— START OF Data supplied —
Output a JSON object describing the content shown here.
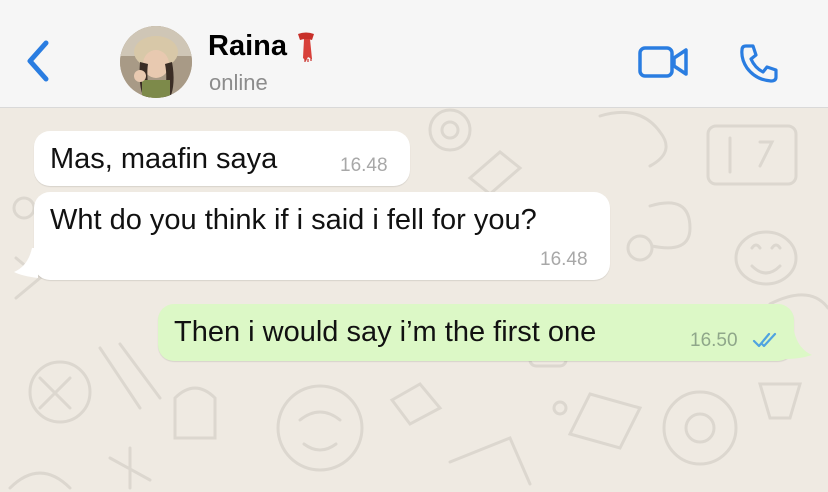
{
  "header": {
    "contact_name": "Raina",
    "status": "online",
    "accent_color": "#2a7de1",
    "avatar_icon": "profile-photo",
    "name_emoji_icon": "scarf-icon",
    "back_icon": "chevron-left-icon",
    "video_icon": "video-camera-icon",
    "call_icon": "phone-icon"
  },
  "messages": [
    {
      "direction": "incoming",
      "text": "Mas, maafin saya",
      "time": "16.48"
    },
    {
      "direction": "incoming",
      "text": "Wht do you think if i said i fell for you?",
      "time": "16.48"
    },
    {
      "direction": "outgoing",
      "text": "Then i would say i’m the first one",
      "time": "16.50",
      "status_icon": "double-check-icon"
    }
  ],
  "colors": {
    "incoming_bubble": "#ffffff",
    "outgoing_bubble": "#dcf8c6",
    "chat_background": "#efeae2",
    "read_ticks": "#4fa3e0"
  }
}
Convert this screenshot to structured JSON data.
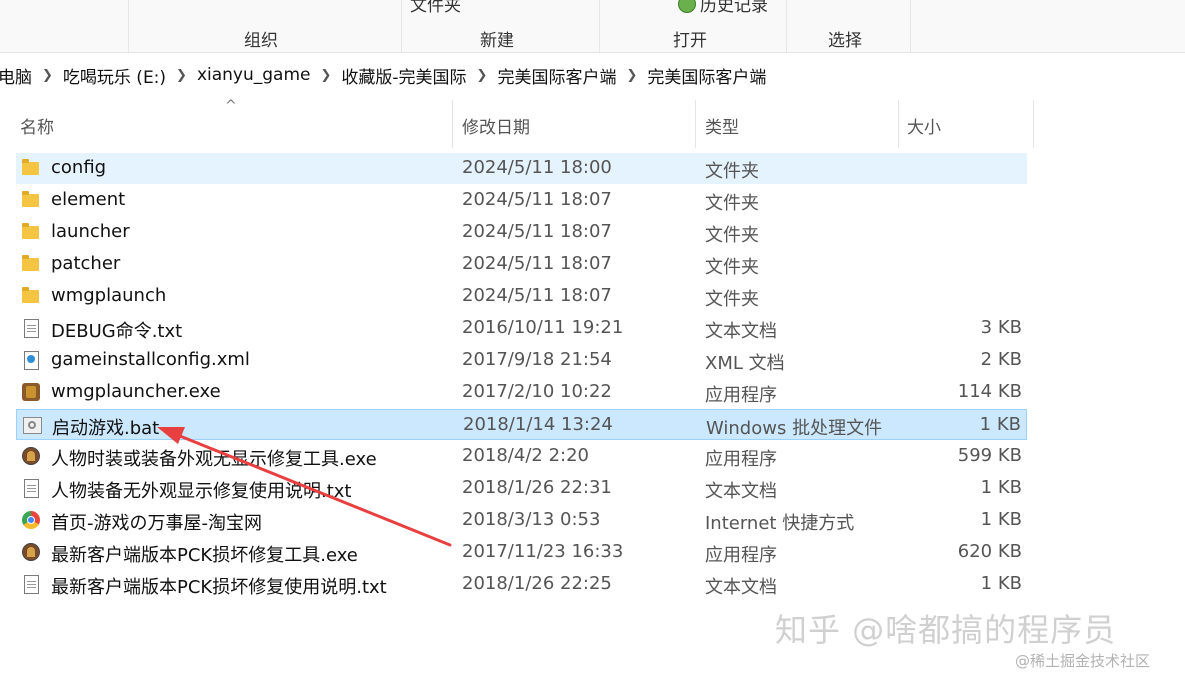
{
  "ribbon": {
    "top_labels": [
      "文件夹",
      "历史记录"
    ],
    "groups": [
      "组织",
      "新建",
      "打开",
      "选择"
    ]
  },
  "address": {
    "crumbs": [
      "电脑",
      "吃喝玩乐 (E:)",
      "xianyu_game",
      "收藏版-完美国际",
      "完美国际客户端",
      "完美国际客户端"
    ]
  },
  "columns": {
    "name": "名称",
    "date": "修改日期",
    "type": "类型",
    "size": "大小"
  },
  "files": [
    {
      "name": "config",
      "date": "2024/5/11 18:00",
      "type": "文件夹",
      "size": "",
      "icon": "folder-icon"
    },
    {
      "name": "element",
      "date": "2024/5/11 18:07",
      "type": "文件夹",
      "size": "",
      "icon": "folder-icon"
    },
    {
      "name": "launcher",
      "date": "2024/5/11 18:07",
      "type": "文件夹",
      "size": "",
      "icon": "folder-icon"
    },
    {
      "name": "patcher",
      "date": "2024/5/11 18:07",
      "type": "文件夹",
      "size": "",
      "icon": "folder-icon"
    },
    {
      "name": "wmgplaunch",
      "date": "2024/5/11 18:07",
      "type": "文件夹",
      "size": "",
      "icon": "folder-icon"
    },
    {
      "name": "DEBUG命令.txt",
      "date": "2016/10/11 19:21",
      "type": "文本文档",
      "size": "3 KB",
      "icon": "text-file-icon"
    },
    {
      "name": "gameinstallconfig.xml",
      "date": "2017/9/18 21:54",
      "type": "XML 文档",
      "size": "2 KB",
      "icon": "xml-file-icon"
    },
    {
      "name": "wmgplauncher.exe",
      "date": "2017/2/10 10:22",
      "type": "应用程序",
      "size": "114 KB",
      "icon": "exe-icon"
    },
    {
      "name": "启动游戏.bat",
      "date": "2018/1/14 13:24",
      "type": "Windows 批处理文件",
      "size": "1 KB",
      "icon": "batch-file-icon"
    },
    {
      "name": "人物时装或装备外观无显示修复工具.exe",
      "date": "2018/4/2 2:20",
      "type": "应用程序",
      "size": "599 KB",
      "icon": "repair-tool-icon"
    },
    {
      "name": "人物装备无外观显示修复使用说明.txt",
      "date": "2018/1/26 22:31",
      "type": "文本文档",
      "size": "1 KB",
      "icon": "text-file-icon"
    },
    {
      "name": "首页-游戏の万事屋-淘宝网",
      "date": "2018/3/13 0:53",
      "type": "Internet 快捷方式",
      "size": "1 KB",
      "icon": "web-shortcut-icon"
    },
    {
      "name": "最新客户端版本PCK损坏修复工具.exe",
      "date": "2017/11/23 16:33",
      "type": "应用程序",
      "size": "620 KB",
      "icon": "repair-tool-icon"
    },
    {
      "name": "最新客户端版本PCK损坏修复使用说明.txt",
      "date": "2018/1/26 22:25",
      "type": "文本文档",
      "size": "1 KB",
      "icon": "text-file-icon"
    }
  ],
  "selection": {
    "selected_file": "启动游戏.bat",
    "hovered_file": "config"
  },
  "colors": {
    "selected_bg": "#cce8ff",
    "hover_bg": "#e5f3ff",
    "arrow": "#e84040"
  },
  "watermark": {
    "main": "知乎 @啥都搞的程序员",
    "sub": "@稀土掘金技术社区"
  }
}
— END OF Data supplied —
- [Stated exercise] Check each line of these records for the string "启动游戏" and state only how many lines have it.

- [Written answer] 2